▸ **What is asked**: Your job is to retype all of the data word for word, leaving every image out.

▸ **Task input**:
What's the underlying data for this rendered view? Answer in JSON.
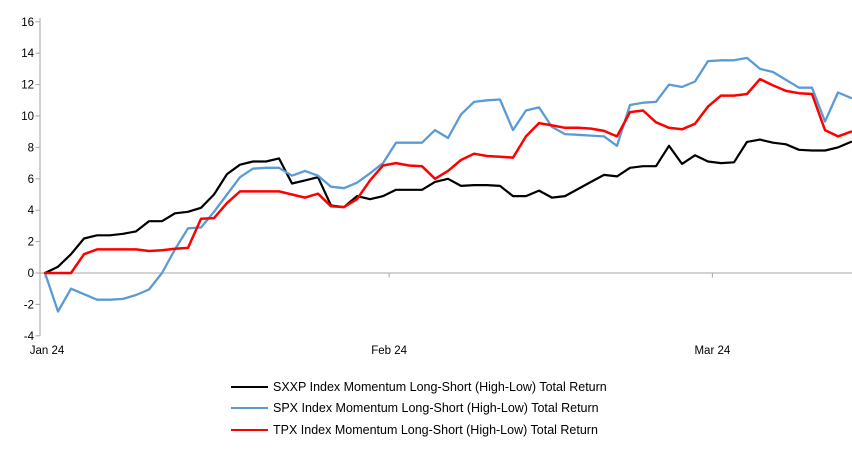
{
  "colors": {
    "background": "#FFFFFF",
    "axis_line": "#A6A6A6",
    "tick_text": "#000000"
  },
  "chart_data": {
    "type": "line",
    "title": "",
    "xlabel": "",
    "ylabel": "",
    "grid": "zero-baseline-only",
    "legend_position": "bottom-center",
    "y_axis": {
      "min": -4,
      "max": 16,
      "tick_step": 2,
      "ticks": [
        16,
        14,
        12,
        10,
        8,
        6,
        4,
        2,
        0,
        -2,
        -4
      ]
    },
    "x_axis": {
      "ticks": [
        {
          "label": "Jan 24",
          "pos": 0.0
        },
        {
          "label": "Feb 24",
          "pos": 0.427
        },
        {
          "label": "Mar 24",
          "pos": 0.828
        }
      ]
    },
    "series": [
      {
        "name": "SXXP Index Momentum Long-Short (High-Low) Total Return",
        "color": "#000000",
        "values": [
          0.0,
          0.4,
          1.2,
          2.2,
          2.4,
          2.4,
          2.5,
          2.65,
          3.3,
          3.3,
          3.8,
          3.9,
          4.15,
          5.0,
          6.3,
          6.9,
          7.1,
          7.1,
          7.3,
          5.7,
          5.9,
          6.1,
          4.3,
          4.2,
          4.9,
          4.7,
          4.9,
          5.3,
          5.3,
          5.3,
          5.8,
          6.0,
          5.55,
          5.6,
          5.6,
          5.55,
          4.9,
          4.9,
          5.25,
          4.8,
          4.9,
          5.35,
          5.8,
          6.25,
          6.15,
          6.7,
          6.8,
          6.8,
          8.1,
          6.95,
          7.5,
          7.1,
          7.0,
          7.05,
          8.35,
          8.5,
          8.3,
          8.2,
          7.85,
          7.8,
          7.8,
          8.0,
          8.35
        ]
      },
      {
        "name": "SPX Index Momentum Long-Short (High-Low) Total Return",
        "color": "#5B9BD5",
        "values": [
          0.0,
          -2.45,
          -1.0,
          -1.35,
          -1.7,
          -1.7,
          -1.65,
          -1.4,
          -1.05,
          0.0,
          1.5,
          2.85,
          2.9,
          3.9,
          5.0,
          6.1,
          6.65,
          6.7,
          6.7,
          6.2,
          6.5,
          6.2,
          5.5,
          5.4,
          5.75,
          6.35,
          7.0,
          8.3,
          8.3,
          8.3,
          9.1,
          8.6,
          10.1,
          10.9,
          11.0,
          11.05,
          9.1,
          10.35,
          10.55,
          9.3,
          8.85,
          8.8,
          8.75,
          8.7,
          8.1,
          10.7,
          10.85,
          10.9,
          12.0,
          11.85,
          12.2,
          13.5,
          13.55,
          13.55,
          13.7,
          13.0,
          12.8,
          12.3,
          11.8,
          11.8,
          9.65,
          11.5,
          11.15
        ]
      },
      {
        "name": "TPX Index Momentum Long-Short (High-Low) Total Return",
        "color": "#FF0000",
        "values": [
          0.0,
          0.0,
          0.0,
          1.2,
          1.5,
          1.5,
          1.5,
          1.5,
          1.4,
          1.45,
          1.55,
          1.6,
          3.45,
          3.5,
          4.45,
          5.2,
          5.2,
          5.2,
          5.2,
          5.0,
          4.8,
          5.05,
          4.25,
          4.2,
          4.7,
          5.9,
          6.85,
          7.0,
          6.85,
          6.8,
          6.0,
          6.5,
          7.2,
          7.6,
          7.45,
          7.4,
          7.35,
          8.7,
          9.55,
          9.4,
          9.25,
          9.25,
          9.2,
          9.05,
          8.7,
          10.25,
          10.35,
          9.6,
          9.25,
          9.15,
          9.5,
          10.6,
          11.3,
          11.3,
          11.4,
          12.35,
          11.95,
          11.6,
          11.45,
          11.4,
          9.1,
          8.7,
          9.0
        ]
      }
    ]
  }
}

▸ **Exercise answer**:
What's the underlying data for this rendered view? Answer in JSON.
{
  "colors": {
    "background": "#FFFFFF",
    "axis_line": "#A6A6A6",
    "tick_text": "#000000"
  },
  "chart_data": {
    "type": "line",
    "title": "",
    "xlabel": "",
    "ylabel": "",
    "grid": "zero-baseline-only",
    "legend_position": "bottom-center",
    "y_axis": {
      "min": -4,
      "max": 16,
      "tick_step": 2,
      "ticks": [
        16,
        14,
        12,
        10,
        8,
        6,
        4,
        2,
        0,
        -2,
        -4
      ]
    },
    "x_axis": {
      "ticks": [
        {
          "label": "Jan 24",
          "pos": 0.0
        },
        {
          "label": "Feb 24",
          "pos": 0.427
        },
        {
          "label": "Mar 24",
          "pos": 0.828
        }
      ]
    },
    "series": [
      {
        "name": "SXXP Index Momentum Long-Short (High-Low) Total Return",
        "color": "#000000",
        "values": [
          0.0,
          0.4,
          1.2,
          2.2,
          2.4,
          2.4,
          2.5,
          2.65,
          3.3,
          3.3,
          3.8,
          3.9,
          4.15,
          5.0,
          6.3,
          6.9,
          7.1,
          7.1,
          7.3,
          5.7,
          5.9,
          6.1,
          4.3,
          4.2,
          4.9,
          4.7,
          4.9,
          5.3,
          5.3,
          5.3,
          5.8,
          6.0,
          5.55,
          5.6,
          5.6,
          5.55,
          4.9,
          4.9,
          5.25,
          4.8,
          4.9,
          5.35,
          5.8,
          6.25,
          6.15,
          6.7,
          6.8,
          6.8,
          8.1,
          6.95,
          7.5,
          7.1,
          7.0,
          7.05,
          8.35,
          8.5,
          8.3,
          8.2,
          7.85,
          7.8,
          7.8,
          8.0,
          8.35
        ]
      },
      {
        "name": "SPX Index Momentum Long-Short (High-Low) Total Return",
        "color": "#5B9BD5",
        "values": [
          0.0,
          -2.45,
          -1.0,
          -1.35,
          -1.7,
          -1.7,
          -1.65,
          -1.4,
          -1.05,
          0.0,
          1.5,
          2.85,
          2.9,
          3.9,
          5.0,
          6.1,
          6.65,
          6.7,
          6.7,
          6.2,
          6.5,
          6.2,
          5.5,
          5.4,
          5.75,
          6.35,
          7.0,
          8.3,
          8.3,
          8.3,
          9.1,
          8.6,
          10.1,
          10.9,
          11.0,
          11.05,
          9.1,
          10.35,
          10.55,
          9.3,
          8.85,
          8.8,
          8.75,
          8.7,
          8.1,
          10.7,
          10.85,
          10.9,
          12.0,
          11.85,
          12.2,
          13.5,
          13.55,
          13.55,
          13.7,
          13.0,
          12.8,
          12.3,
          11.8,
          11.8,
          9.65,
          11.5,
          11.15
        ]
      },
      {
        "name": "TPX Index Momentum Long-Short (High-Low) Total Return",
        "color": "#FF0000",
        "values": [
          0.0,
          0.0,
          0.0,
          1.2,
          1.5,
          1.5,
          1.5,
          1.5,
          1.4,
          1.45,
          1.55,
          1.6,
          3.45,
          3.5,
          4.45,
          5.2,
          5.2,
          5.2,
          5.2,
          5.0,
          4.8,
          5.05,
          4.25,
          4.2,
          4.7,
          5.9,
          6.85,
          7.0,
          6.85,
          6.8,
          6.0,
          6.5,
          7.2,
          7.6,
          7.45,
          7.4,
          7.35,
          8.7,
          9.55,
          9.4,
          9.25,
          9.25,
          9.2,
          9.05,
          8.7,
          10.25,
          10.35,
          9.6,
          9.25,
          9.15,
          9.5,
          10.6,
          11.3,
          11.3,
          11.4,
          12.35,
          11.95,
          11.6,
          11.45,
          11.4,
          9.1,
          8.7,
          9.0
        ]
      }
    ]
  }
}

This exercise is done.